═════ Texte fourni ═════

Dans une société —écrit le Pape— qui voit se multiplier «diverses formes de religiosité privées de références à une relation personnelle avec un Dieu d’amour» (n. 87), alors que le christianisme oublie souvent «la tendresse de la foi, la joie du dévouement au service, la ferveur de la mission de personne à personne» (n. 88), le Pape François propose un nouvel approfondissement sur l’amour du Christ représenté dans son saint Cœur et invite à renouveler sa dévotion authentique en rappelant que «nous rencontrons la totalité de l’Évangile» (n. 89) dans le cœur du Christ: c’est dans son cœur que «nous nous reconnaissons finalement nous-mêmes et que nous apprenons à aimer».
François explique qu’en rencontrant l’amour du Christ, «nous devenons capables de tisser des liens fraternels, de reconnaître la dignité de tout être humain et de prendre soin ensemble de notre maison commune», comme il l’invite à le faire dans ses encycliques sociales Laudato si’ et Fratelli tutti (n. 217). Et devant le Cœur du Christ, il demande au Seigneur «d’avoir à nouveau compassion pour cette terre blessée» et de répandre sur elle «les trésors de sa lumière et de son amour», afin que le monde, «qui survit au milieu des guerres, des déséquilibres socioéconomiques, du consumérisme et de l’utilisation antihumaine de la technologie, puisse retrouver ce qui est le plus important et le plus nécessaire: le cœur» (n. 31). À l’annonce de la préparation du document, au terme de l’audience générale du 5 juin, le Souverain pontife avait précisé qu’il aurait aidé à méditer sur les aspects de «l’amour du Seigneur qui puissent éclairer le chemin du renouveau ecclésial, mais aussi qui disent quelque chose de significatif à un monde qui semble avoir perdu le cœur». Et ce, alors que se déroulent les célébrations pour le 350e anniversaire de la première manifestation du Sacré-Cœur de Jésus à sainte Marguerite-Marie Alacoque, en 1673, célébrations qui prendront fin le 27 juin 2025.

═════ Matériel de l'exercice ═════

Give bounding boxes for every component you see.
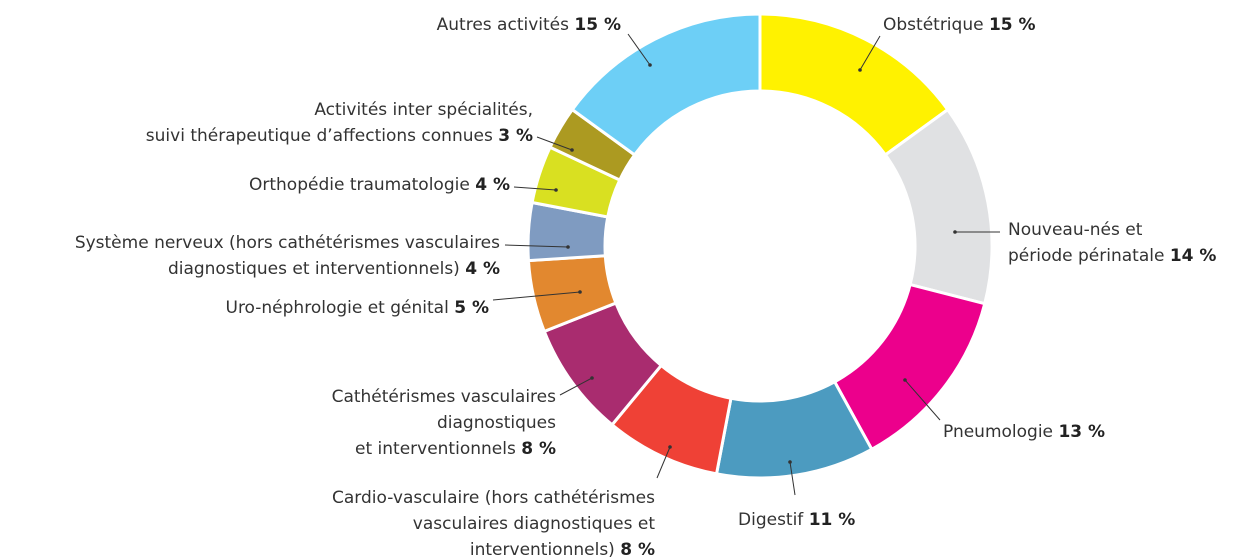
slice-label: Pneumologie 13 % (943, 419, 1105, 445)
leader-dot (554, 188, 558, 192)
leader-line (627, 33, 651, 66)
leader-dot (953, 230, 957, 234)
value-label: 4 % (465, 259, 500, 279)
leader-line (492, 291, 581, 301)
slice (570, 12, 762, 157)
leader-line (559, 377, 593, 396)
category-name: Pneumologie (943, 422, 1054, 442)
leader-dot (858, 68, 862, 72)
leader-line (789, 461, 796, 496)
value-label: 11 % (808, 510, 856, 530)
slice-label: Cardio-vasculaire (hors cathétérismes va… (332, 485, 655, 560)
slice-label: Autres activités 15 % (437, 12, 621, 38)
leader-dot (668, 445, 672, 449)
category-name: Système nerveux (hors cathétérismes vasc… (74, 233, 500, 279)
value-label: 14 % (1169, 246, 1217, 266)
slice-label: Cathétérismes vasculaires diagnostiques … (332, 384, 556, 462)
category-name: Orthopédie traumatologie (248, 175, 470, 195)
slice-label: Orthopédie traumatologie 4 % (249, 172, 510, 198)
leader-line (859, 35, 881, 71)
value-label: 13 % (1058, 422, 1106, 442)
value-label: 3 % (498, 126, 533, 146)
category-name: Cardio-vasculaire (hors cathétérismes va… (332, 488, 655, 560)
slice-label: Obstétrique 15 % (883, 12, 1036, 38)
category-name: Cathétérismes vasculaires diagnostiques … (331, 387, 556, 459)
category-name: Digestif (738, 510, 804, 530)
slice-label: Système nerveux (hors cathétérismes vasc… (75, 230, 500, 282)
category-name: Autres activités (436, 15, 569, 35)
value-label: 15 % (988, 15, 1036, 35)
slice-label: Uro-néphrologie et génital 5 % (226, 295, 490, 321)
category-name: Nouveau-nés et période périnatale (1008, 220, 1165, 266)
value-label: 8 % (620, 540, 655, 560)
slice-label: Nouveau-nés et période périnatale 14 % (1008, 217, 1216, 269)
category-name: Obstétrique (883, 15, 984, 35)
value-label: 4 % (475, 175, 510, 195)
value-label: 8 % (521, 439, 556, 459)
value-label: 15 % (574, 15, 621, 35)
leader-dot (566, 245, 570, 249)
leader-dot (903, 378, 907, 382)
leader-line (513, 186, 557, 191)
slice-label: Activités inter spécialités, suivi théra… (146, 97, 533, 149)
leader-dot (590, 376, 594, 380)
value-label: 5 % (454, 298, 489, 318)
leader-dot (788, 460, 792, 464)
leader-dot (648, 63, 652, 67)
slice-label: Digestif 11 % (738, 507, 855, 533)
category-name: Uro-néphrologie et génital (225, 298, 449, 318)
leader-dot (578, 290, 582, 294)
leader-line (504, 244, 569, 248)
leader-line (904, 379, 941, 421)
leader-dot (570, 148, 574, 152)
leader-line (656, 446, 671, 479)
category-name: Activités inter spécialités, suivi théra… (145, 100, 533, 146)
leader-line (536, 136, 573, 151)
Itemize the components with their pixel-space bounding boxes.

═════

• _Vos tâches_
(1) D'après le texte sur le Sacré-Cœur, en quelle année a eu lieu la première manifestation du Sacré-Cœur de Jésus à sainte Marguerite-Marie Alacoque ?
(2) Reprenez sous forme de tableau Markdown les lignes des enregistrements, de la ligne qui contient « slice-label: Pneumologie 13 » à celle qui contient « slice-label: Autres activités », ces deux lignes comprises. Utilisez les colonnes Rang et Ligne, sans les lignes vides.

• _Liste des réponses_
(1) En 1673.

(2)
| Rang | Ligne |
|---|---|
| 1 | slice-label: Pneumologie 13 % (943, 419, 1105, 445) |
| 2 | leader-dot (554, 188, 558, 192) |
| 3 | leader-line (627, 33, 651, 66) |
| 4 | leader-dot (953, 230, 957, 234) |
| 5 | value-label: 4 % (465, 259, 500, 279) |
| 6 | leader-line (492, 291, 581, 301) |
| 7 | slice (570, 12, 762, 157) |
| 8 | leader-line (559, 377, 593, 396) |
| 9 | category-name: Pneumologie (943, 422, 1054, 442) |
| 10 | leader-dot (858, 68, 862, 72) |
| 11 | leader-line (789, 461, 796, 496) |
| 12 | value-label: 11 % (808, 510, 856, 530) |
| 13 | slice-label: Cardio-vasculaire (hors cathétérismes va… (332, 485, 655, 560) |
| 14 | slice-label: Autres activités 15 % (437, 12, 621, 38) |